═════ Dataset extract ═════

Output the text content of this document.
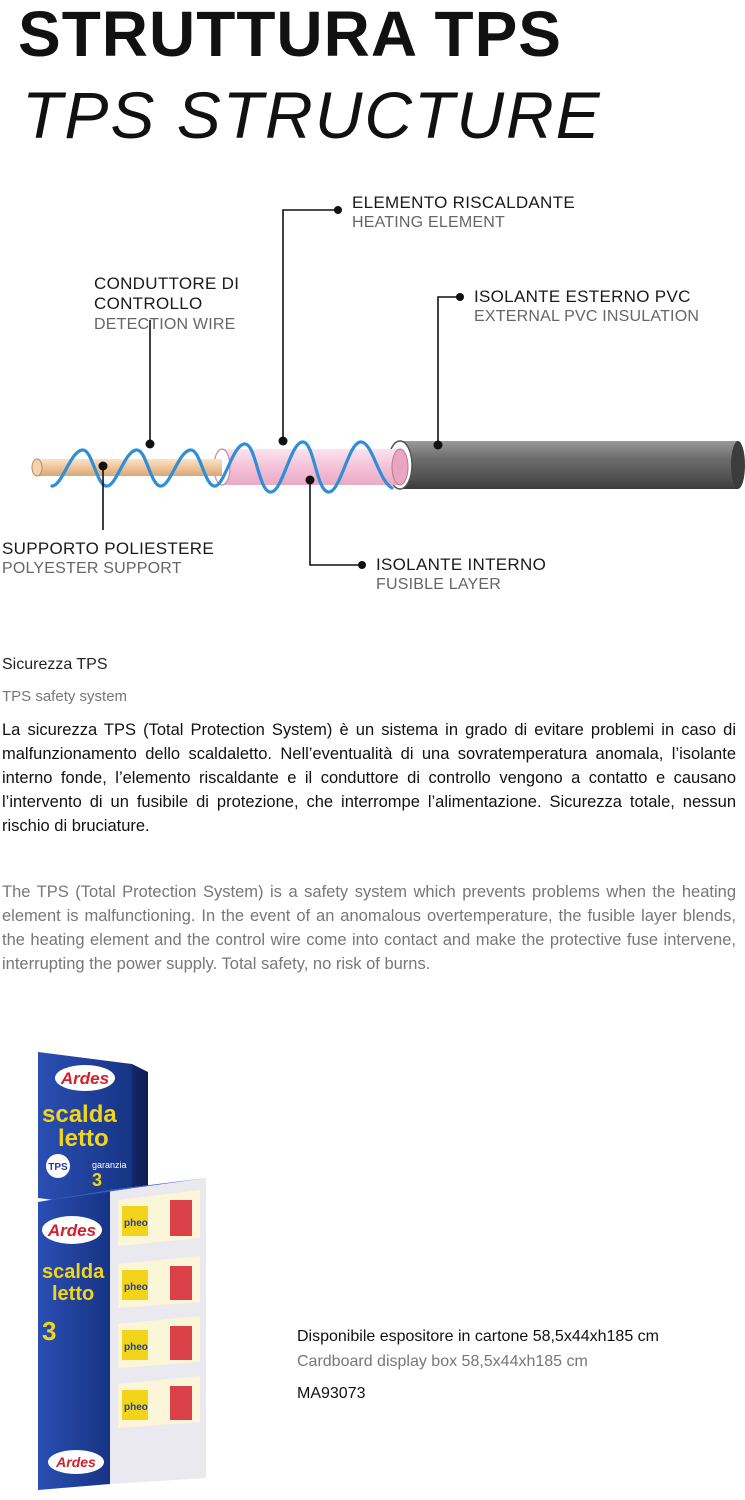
STRUTTURA TPS
TPS STRUCTURE
ELEMENTO RISCALDANTE
HEATING ELEMENT
CONDUTTORE DI
CONTROLLO
DETECTION WIRE
ISOLANTE ESTERNO PVC
EXTERNAL PVC INSULATION
SUPPORTO POLIESTERE
POLYESTER SUPPORT	ISOLANTE INTERNO
FUSIBLE LAYER
Sicurezza TPS
TPS safety system
La sicurezza TPS (Total Protection System) è un sistema in grado di evitare problemi in caso di malfunzionamento dello scaldaletto. Nell’eventualità di una sovratemperatura anomala, l’isolante interno fonde, l’elemento riscaldante e il conduttore di controllo vengono a contatto e causano l’intervento di un fusibile di protezione, che interrompe l’alimentazione. Sicurezza totale, nessun rischio di bruciature.
The TPS (Total Protection System) is a safety system which prevents problems when the heating element is malfunctioning. In the event of an anomalous overtemperature, the fusible layer blends, the heating element and the control wire come into contact and make the protective fuse intervene, interrupting the power supply. Total safety, no risk of burns.
Ardes
scalda
letto
TPS	garanzia
3
Ardes
scalda
letto
3
Ardes
pheo
pheo
pheo
pheo
Disponibile espositore in cartone 58,5x44xh185 cm
Cardboard display box 58,5x44xh185 cm
MA93073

═════

_To do_
From the listing above, collect every line that mentions the word "Protection".

_Exercise solution_
La sicurezza TPS (Total Protection System) è un sistema in grado di evitare problemi in caso di malfunzionamento dello scaldaletto. Nell’eventualità di una sovratemperatura anomala, l’isolante interno fonde, l’elemento riscaldante e il conduttore di controllo vengono a contatto e causano l’intervento di un fusibile di protezione, che interrompe l’alimentazione. Sicurezza totale, nessun rischio di bruciature.
The TPS (Total Protection System) is a safety system which prevents problems when the heating element is malfunctioning. In the event of an anomalous overtemperature, the fusible layer blends, the heating element and the control wire come into contact and make the protective fuse intervene, interrupting the power supply. Total safety, no risk of burns.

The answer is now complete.